> [WRITTEN EXERCISE] Reproduce all lines of the listing below in which the word "What" occurs.

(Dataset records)
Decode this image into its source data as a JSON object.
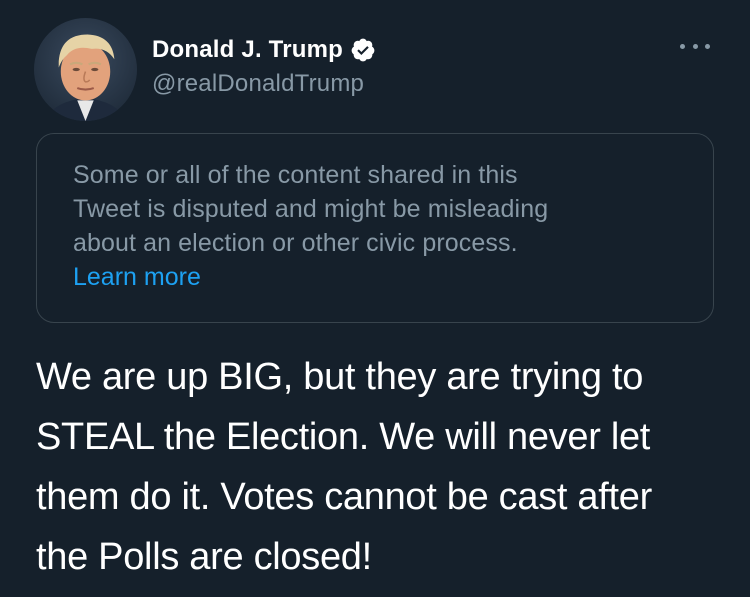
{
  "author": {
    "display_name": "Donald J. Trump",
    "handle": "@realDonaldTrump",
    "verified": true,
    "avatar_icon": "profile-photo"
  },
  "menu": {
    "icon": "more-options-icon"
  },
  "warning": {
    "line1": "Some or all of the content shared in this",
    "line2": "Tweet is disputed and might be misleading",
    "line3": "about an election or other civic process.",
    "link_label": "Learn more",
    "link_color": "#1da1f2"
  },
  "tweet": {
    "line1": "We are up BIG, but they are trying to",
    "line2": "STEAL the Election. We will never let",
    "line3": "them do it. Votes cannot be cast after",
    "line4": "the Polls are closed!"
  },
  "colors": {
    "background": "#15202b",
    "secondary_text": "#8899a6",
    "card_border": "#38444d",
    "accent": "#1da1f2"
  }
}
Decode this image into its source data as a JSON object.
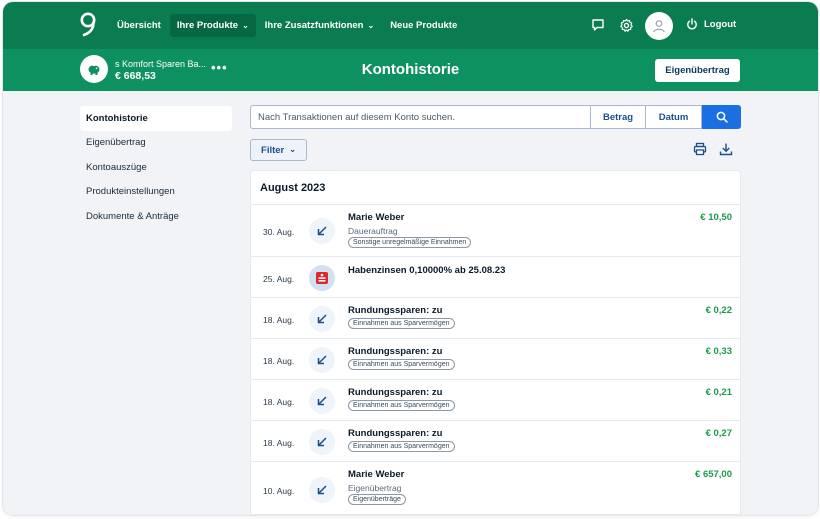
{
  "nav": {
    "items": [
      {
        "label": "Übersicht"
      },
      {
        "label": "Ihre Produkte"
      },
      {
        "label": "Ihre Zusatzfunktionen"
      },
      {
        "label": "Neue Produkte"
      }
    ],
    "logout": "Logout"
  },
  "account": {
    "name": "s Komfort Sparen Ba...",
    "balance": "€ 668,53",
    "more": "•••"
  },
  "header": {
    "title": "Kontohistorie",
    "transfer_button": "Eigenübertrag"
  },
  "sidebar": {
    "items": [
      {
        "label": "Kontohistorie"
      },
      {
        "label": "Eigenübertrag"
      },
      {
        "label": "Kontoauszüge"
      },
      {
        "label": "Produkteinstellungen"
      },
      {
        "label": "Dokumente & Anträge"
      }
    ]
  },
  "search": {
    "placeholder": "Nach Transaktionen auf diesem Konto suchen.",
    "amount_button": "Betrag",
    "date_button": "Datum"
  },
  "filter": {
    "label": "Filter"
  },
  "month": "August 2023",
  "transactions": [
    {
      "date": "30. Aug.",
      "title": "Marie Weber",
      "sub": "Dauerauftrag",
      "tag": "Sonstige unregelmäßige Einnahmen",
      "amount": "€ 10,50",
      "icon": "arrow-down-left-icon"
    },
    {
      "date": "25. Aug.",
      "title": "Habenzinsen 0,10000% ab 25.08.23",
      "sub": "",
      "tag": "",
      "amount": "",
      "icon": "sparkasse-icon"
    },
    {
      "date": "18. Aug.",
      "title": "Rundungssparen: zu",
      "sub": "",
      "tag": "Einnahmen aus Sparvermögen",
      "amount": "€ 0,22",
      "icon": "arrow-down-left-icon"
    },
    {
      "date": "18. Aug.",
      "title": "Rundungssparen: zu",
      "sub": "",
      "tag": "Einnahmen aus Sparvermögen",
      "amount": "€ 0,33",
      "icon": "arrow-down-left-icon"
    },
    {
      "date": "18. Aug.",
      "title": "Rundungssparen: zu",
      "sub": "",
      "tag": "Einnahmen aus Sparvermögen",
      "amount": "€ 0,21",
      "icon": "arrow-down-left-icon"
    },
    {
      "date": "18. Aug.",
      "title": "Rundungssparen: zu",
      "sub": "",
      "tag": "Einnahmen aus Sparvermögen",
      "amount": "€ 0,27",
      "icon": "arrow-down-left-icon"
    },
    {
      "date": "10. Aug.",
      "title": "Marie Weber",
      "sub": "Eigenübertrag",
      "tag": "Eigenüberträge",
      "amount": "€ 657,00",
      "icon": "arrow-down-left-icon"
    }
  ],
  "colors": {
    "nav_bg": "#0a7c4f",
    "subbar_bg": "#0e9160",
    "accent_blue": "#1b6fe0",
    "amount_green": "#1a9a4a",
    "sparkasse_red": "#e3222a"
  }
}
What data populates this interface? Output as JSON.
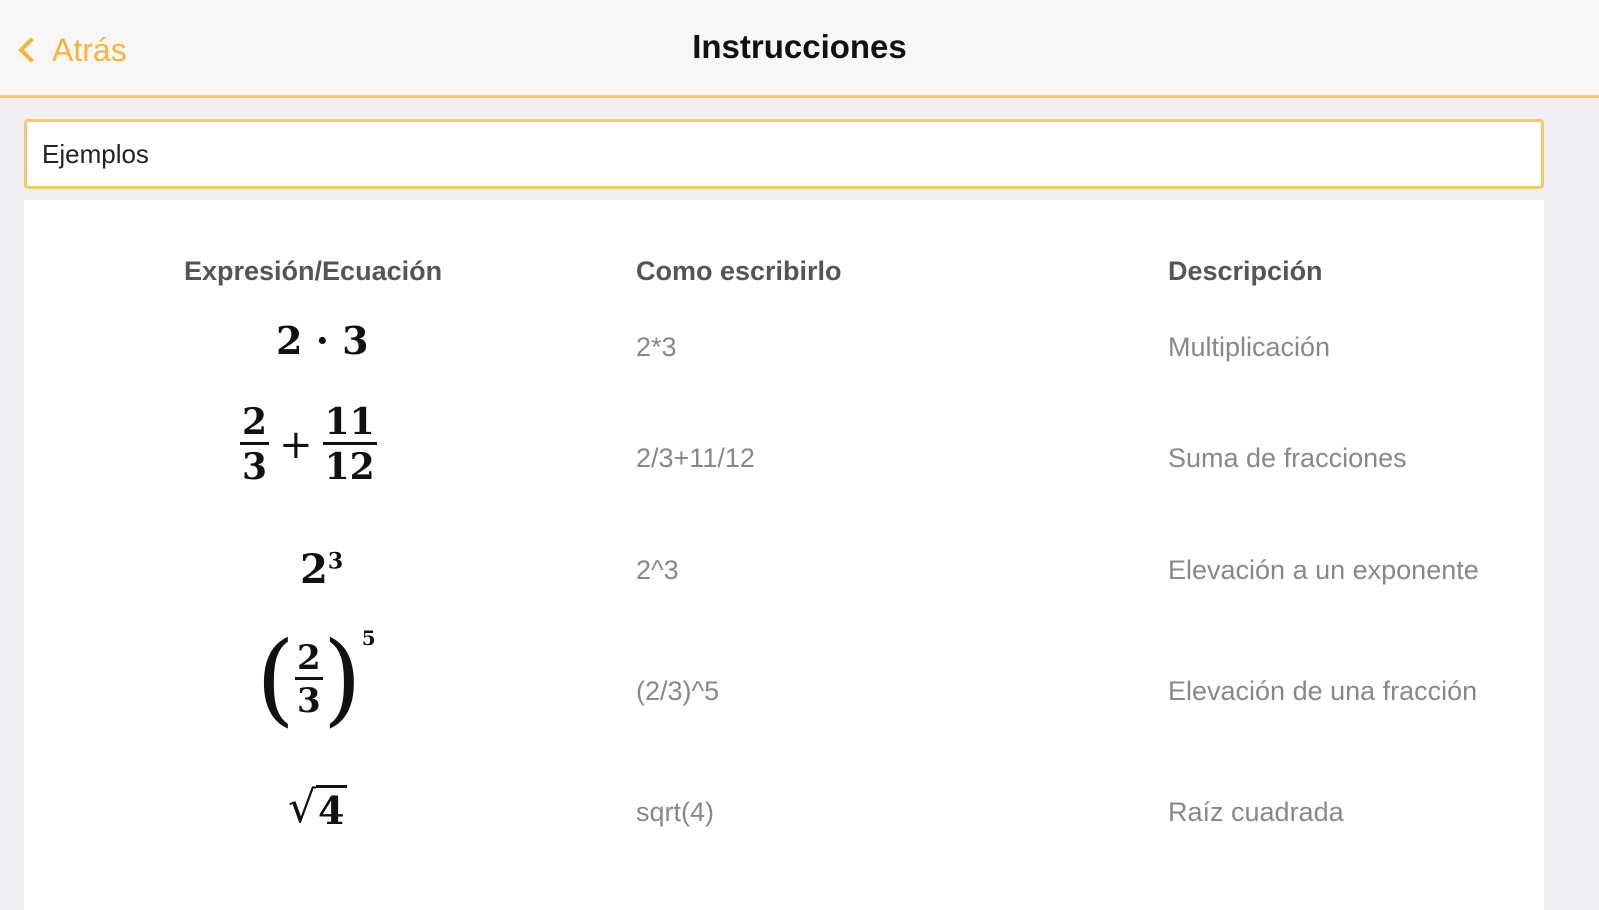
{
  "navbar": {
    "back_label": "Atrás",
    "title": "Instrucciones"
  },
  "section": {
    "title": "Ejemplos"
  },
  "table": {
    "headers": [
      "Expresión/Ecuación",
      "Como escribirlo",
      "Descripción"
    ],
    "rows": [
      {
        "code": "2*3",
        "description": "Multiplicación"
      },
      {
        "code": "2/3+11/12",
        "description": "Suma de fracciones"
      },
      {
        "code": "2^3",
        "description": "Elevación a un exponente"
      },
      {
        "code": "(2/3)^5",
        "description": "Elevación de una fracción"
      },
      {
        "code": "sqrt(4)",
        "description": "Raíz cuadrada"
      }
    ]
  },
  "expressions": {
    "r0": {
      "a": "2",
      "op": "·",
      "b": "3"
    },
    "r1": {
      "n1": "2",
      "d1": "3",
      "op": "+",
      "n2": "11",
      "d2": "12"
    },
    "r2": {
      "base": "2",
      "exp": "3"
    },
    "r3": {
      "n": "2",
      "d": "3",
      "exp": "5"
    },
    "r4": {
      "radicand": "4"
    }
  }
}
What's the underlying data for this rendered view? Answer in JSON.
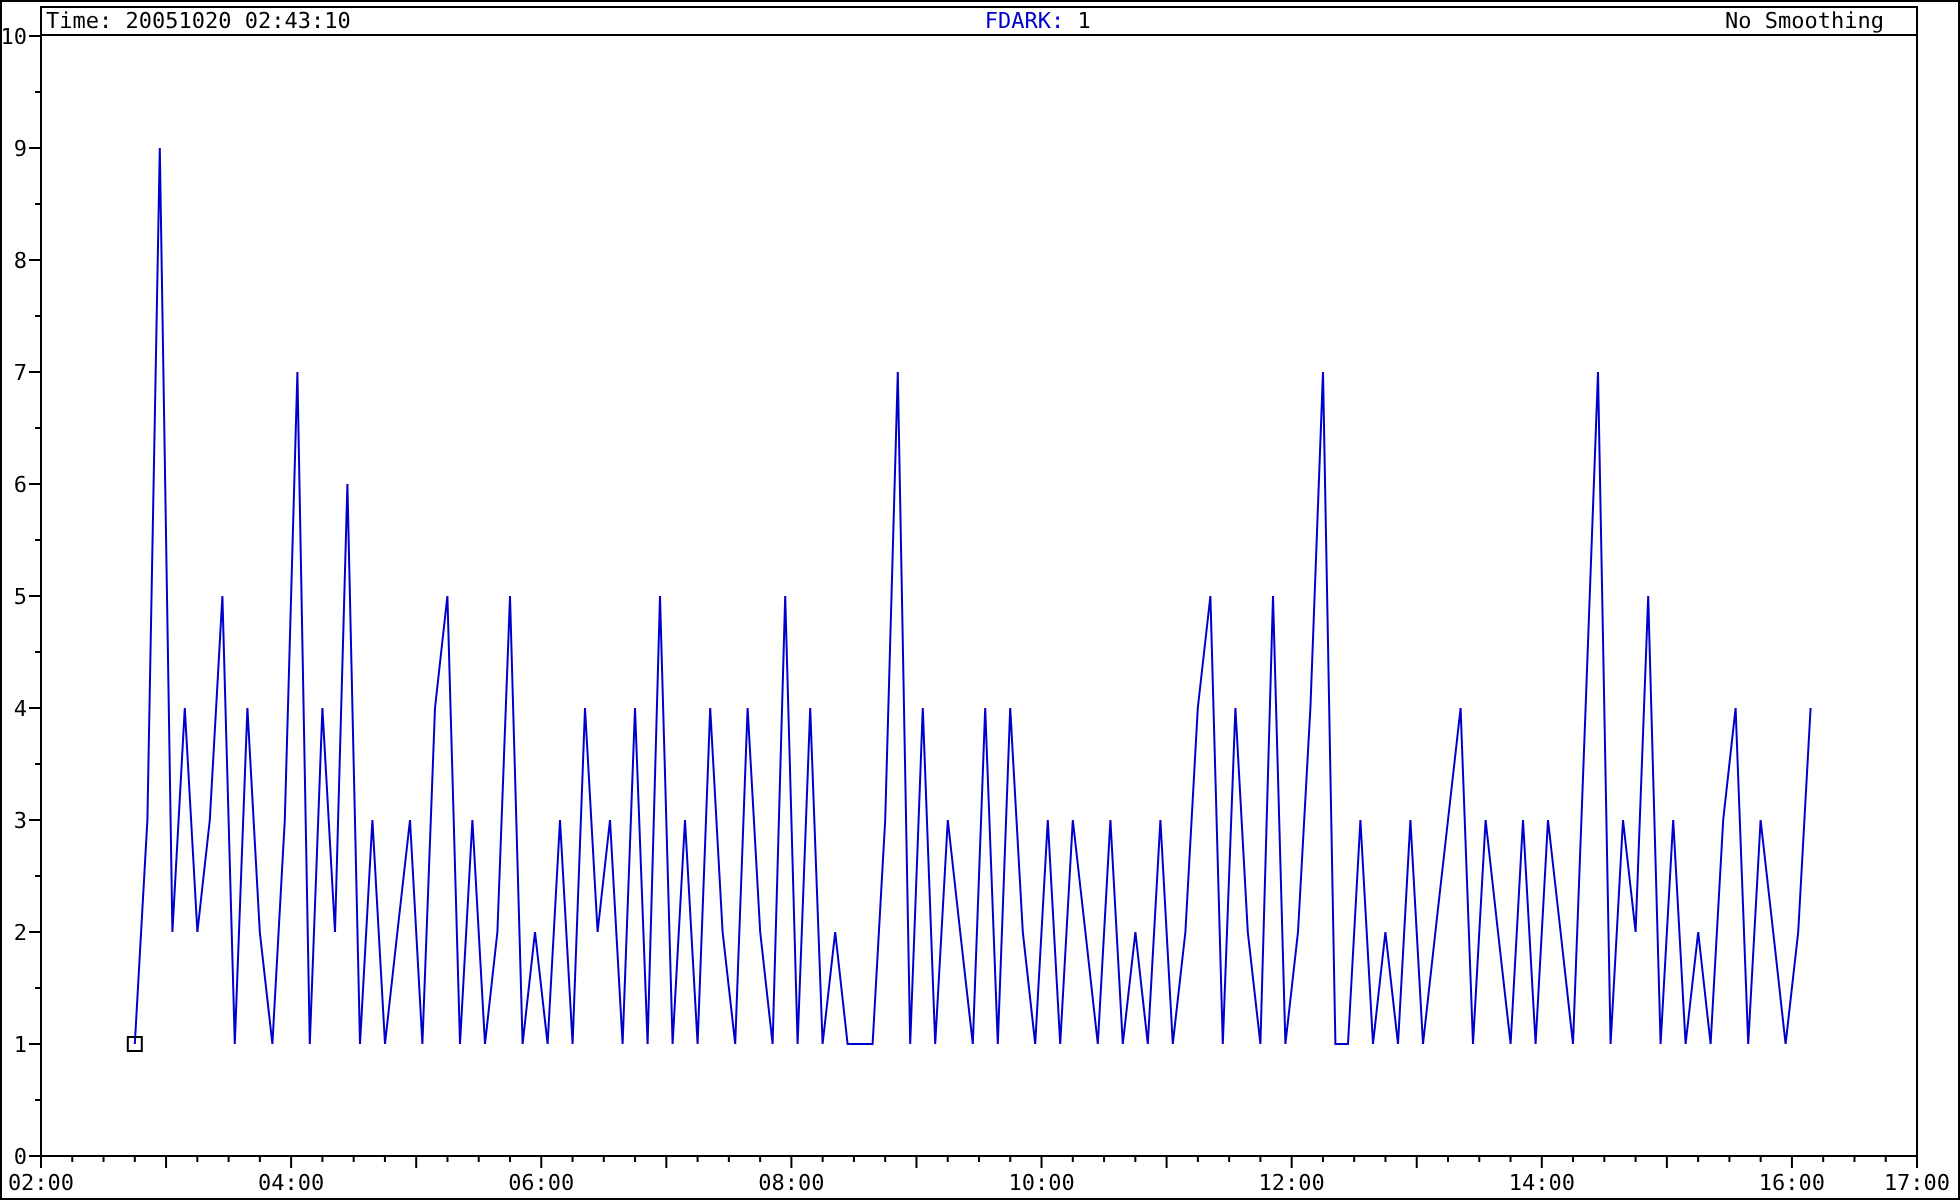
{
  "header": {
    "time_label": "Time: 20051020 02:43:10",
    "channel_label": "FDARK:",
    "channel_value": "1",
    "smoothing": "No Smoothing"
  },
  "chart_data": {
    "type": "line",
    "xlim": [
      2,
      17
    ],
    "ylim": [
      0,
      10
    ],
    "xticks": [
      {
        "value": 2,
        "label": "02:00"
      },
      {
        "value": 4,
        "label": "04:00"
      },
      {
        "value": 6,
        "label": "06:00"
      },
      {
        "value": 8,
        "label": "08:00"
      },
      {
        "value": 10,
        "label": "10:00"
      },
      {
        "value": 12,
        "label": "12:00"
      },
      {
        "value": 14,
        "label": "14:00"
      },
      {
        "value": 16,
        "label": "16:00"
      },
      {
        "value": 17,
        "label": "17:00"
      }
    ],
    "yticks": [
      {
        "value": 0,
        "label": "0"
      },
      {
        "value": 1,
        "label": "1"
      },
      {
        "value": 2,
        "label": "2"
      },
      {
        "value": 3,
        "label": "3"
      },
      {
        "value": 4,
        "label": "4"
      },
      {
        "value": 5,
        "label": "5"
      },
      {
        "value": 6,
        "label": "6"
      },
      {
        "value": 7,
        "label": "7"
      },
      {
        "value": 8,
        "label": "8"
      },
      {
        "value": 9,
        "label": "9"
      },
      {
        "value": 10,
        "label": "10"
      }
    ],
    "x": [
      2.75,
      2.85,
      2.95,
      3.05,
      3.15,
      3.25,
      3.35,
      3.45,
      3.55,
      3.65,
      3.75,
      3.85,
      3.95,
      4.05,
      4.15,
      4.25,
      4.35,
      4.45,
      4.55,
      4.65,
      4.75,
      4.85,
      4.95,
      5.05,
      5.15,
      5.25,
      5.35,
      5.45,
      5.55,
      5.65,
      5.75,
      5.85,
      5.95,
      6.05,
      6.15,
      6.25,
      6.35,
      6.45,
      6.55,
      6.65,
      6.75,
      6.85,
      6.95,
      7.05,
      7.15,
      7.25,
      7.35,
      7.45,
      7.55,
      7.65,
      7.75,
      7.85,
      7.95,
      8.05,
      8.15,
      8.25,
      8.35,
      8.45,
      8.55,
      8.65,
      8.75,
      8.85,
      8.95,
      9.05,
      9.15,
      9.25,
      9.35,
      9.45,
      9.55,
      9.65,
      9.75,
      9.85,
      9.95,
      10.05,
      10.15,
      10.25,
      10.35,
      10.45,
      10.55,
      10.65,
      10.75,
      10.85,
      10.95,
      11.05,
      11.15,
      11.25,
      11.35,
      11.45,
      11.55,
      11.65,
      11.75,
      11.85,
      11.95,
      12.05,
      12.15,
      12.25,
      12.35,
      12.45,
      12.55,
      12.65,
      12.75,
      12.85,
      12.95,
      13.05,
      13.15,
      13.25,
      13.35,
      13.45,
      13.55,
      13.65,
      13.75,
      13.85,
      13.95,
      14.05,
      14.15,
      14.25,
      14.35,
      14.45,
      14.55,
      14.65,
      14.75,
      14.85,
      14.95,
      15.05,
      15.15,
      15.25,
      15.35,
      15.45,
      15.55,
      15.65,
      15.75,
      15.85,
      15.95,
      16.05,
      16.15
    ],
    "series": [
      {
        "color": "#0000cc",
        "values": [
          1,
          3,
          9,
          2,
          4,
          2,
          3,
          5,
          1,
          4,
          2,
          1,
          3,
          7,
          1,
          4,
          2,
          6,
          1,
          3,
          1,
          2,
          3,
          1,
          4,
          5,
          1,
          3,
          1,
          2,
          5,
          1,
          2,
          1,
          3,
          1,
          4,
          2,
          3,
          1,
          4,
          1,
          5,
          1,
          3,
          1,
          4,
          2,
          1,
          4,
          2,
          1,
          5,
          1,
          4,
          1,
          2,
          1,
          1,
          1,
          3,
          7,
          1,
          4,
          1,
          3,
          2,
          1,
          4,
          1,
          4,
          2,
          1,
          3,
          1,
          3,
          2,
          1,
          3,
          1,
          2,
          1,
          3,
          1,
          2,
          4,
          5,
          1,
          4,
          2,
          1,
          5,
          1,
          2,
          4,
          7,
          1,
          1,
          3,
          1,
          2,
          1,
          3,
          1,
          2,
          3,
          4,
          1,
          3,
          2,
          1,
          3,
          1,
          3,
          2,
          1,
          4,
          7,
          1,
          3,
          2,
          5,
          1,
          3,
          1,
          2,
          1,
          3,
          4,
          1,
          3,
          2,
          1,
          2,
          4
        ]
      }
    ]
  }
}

> [FINAL RESULT]
What data populates this interface? Output as JSON.
What's the underlying data for this rendered view? Answer in JSON.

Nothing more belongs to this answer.